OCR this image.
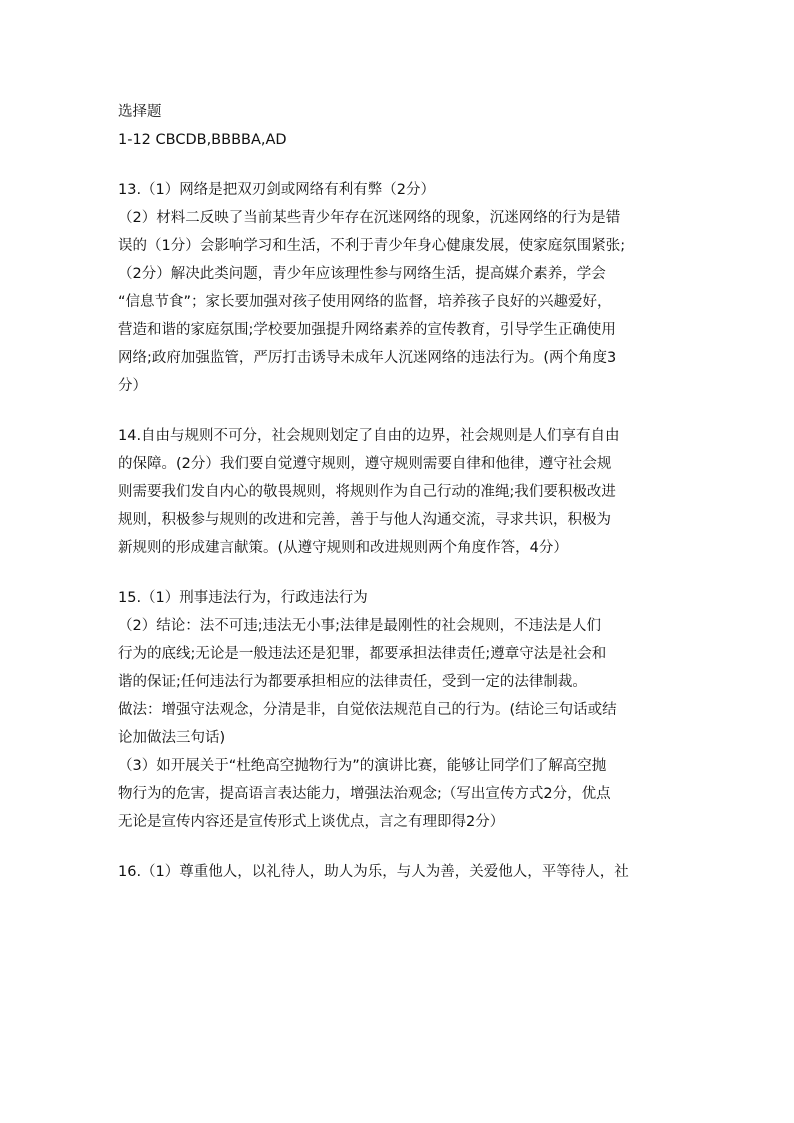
选择题

1-12 CBCDB,BBBBA,AD

13.（1）网络是把双刃剑或网络有利有弊（2分）

（2）材料二反映了当前某些青少年存在沉迷网络的现象，沉迷网络的行为是错

误的（1分）会影响学习和生活，不利于青少年身心健康发展，使家庭氛围紧张;

（2分）解决此类问题，青少年应该理性参与网络生活，提高媒介素养，学会

“信息节食”；家长要加强对孩子使用网络的监督，培养孩子良好的兴趣爱好，

营造和谐的家庭氛围;学校要加强提升网络素养的宣传教育，引导学生正确使用

网络;政府加强监管，严厉打击诱导未成年人沉迷网络的违法行为。(两个角度3

分）

14.自由与规则不可分，社会规则划定了自由的边界，社会规则是人们享有自由

的保障。(2分）我们要自觉遵守规则，遵守规则需要自律和他律，遵守社会规

则需要我们发自内心的敬畏规则，将规则作为自己行动的准绳;我们要积极改进

规则，积极参与规则的改进和完善，善于与他人沟通交流，寻求共识，积极为

新规则的形成建言献策。(从遵守规则和改进规则两个角度作答，4分）

15.（1）刑事违法行为，行政违法行为

（2）结论：法不可违;违法无小事;法律是最刚性的社会规则，不违法是人们

行为的底线;无论是一般违法还是犯罪，都要承担法律责任;遵章守法是社会和

谐的保证;任何违法行为都要承担相应的法律责任，受到一定的法律制裁。

做法：增强守法观念，分清是非，自觉依法规范自己的行为。(结论三句话或结

论加做法三句话)

（3）如开展关于“杜绝高空抛物行为”的演讲比赛，能够让同学们了解高空抛

物行为的危害，提高语言表达能力，增强法治观念;（写出宣传方式2分，优点

无论是宣传内容还是宣传形式上谈优点，言之有理即得2分）

16.（1）尊重他人，以礼待人，助人为乐，与人为善，关爱他人，平等待人，社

§ **Problem**: Ignore the images and quote every line of the listing exactly.

§ **Answer**:
OCR this image.
选择题

1-12 CBCDB,BBBBA,AD

13.（1）网络是把双刃剑或网络有利有弊（2分）

（2）材料二反映了当前某些青少年存在沉迷网络的现象，沉迷网络的行为是错

误的（1分）会影响学习和生活，不利于青少年身心健康发展，使家庭氛围紧张;

（2分）解决此类问题，青少年应该理性参与网络生活，提高媒介素养，学会

“信息节食”；家长要加强对孩子使用网络的监督，培养孩子良好的兴趣爱好，

营造和谐的家庭氛围;学校要加强提升网络素养的宣传教育，引导学生正确使用

网络;政府加强监管，严厉打击诱导未成年人沉迷网络的违法行为。(两个角度3

分）

14.自由与规则不可分，社会规则划定了自由的边界，社会规则是人们享有自由

的保障。(2分）我们要自觉遵守规则，遵守规则需要自律和他律，遵守社会规

则需要我们发自内心的敬畏规则，将规则作为自己行动的准绳;我们要积极改进

规则，积极参与规则的改进和完善，善于与他人沟通交流，寻求共识，积极为

新规则的形成建言献策。(从遵守规则和改进规则两个角度作答，4分）

15.（1）刑事违法行为，行政违法行为

（2）结论：法不可违;违法无小事;法律是最刚性的社会规则，不违法是人们

行为的底线;无论是一般违法还是犯罪，都要承担法律责任;遵章守法是社会和

谐的保证;任何违法行为都要承担相应的法律责任，受到一定的法律制裁。

做法：增强守法观念，分清是非，自觉依法规范自己的行为。(结论三句话或结

论加做法三句话)

（3）如开展关于“杜绝高空抛物行为”的演讲比赛，能够让同学们了解高空抛

物行为的危害，提高语言表达能力，增强法治观念;（写出宣传方式2分，优点

无论是宣传内容还是宣传形式上谈优点，言之有理即得2分）

16.（1）尊重他人，以礼待人，助人为乐，与人为善，关爱他人，平等待人，社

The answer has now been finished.